## What the task requires
Quote the entries word for word. Omit the pictures.
((
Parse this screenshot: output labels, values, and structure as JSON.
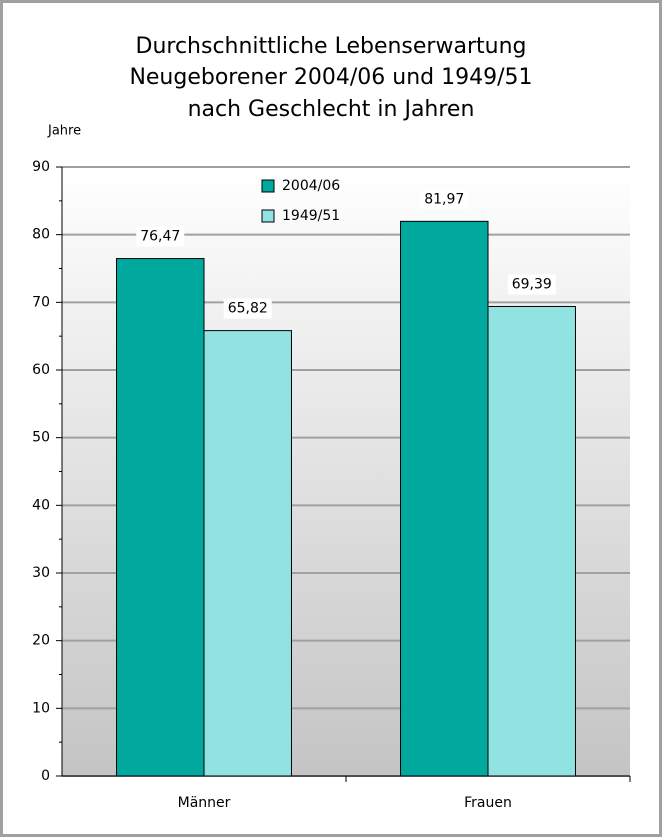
{
  "chart_data": {
    "type": "bar",
    "title": [
      "Durchschnittliche Lebenserwartung",
      "Neugeborener 2004/06 und 1949/51",
      "nach Geschlecht in Jahren"
    ],
    "y_label": "Jahre",
    "categories": [
      "Männer",
      "Frauen"
    ],
    "series": [
      {
        "name": "2004/06",
        "color": "#00a89e",
        "values": [
          76.47,
          81.97
        ],
        "value_labels": [
          "76,47",
          "81,97"
        ]
      },
      {
        "name": "1949/51",
        "color": "#90e3e1",
        "values": [
          65.82,
          69.39
        ],
        "value_labels": [
          "65,82",
          "69,39"
        ]
      }
    ],
    "ylim": [
      0,
      90
    ],
    "yticks": [
      0,
      10,
      20,
      30,
      40,
      50,
      60,
      70,
      80,
      90
    ],
    "grid": true,
    "legend": "top"
  }
}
))
## Completed task
Parse this screenshot: output labels, values, and structure as JSON.
{
  "chart_data": {
    "type": "bar",
    "title": [
      "Durchschnittliche Lebenserwartung",
      "Neugeborener 2004/06 und 1949/51",
      "nach Geschlecht in Jahren"
    ],
    "y_label": "Jahre",
    "categories": [
      "Männer",
      "Frauen"
    ],
    "series": [
      {
        "name": "2004/06",
        "color": "#00a89e",
        "values": [
          76.47,
          81.97
        ],
        "value_labels": [
          "76,47",
          "81,97"
        ]
      },
      {
        "name": "1949/51",
        "color": "#90e3e1",
        "values": [
          65.82,
          69.39
        ],
        "value_labels": [
          "65,82",
          "69,39"
        ]
      }
    ],
    "ylim": [
      0,
      90
    ],
    "yticks": [
      0,
      10,
      20,
      30,
      40,
      50,
      60,
      70,
      80,
      90
    ],
    "grid": true,
    "legend": "top"
  }
}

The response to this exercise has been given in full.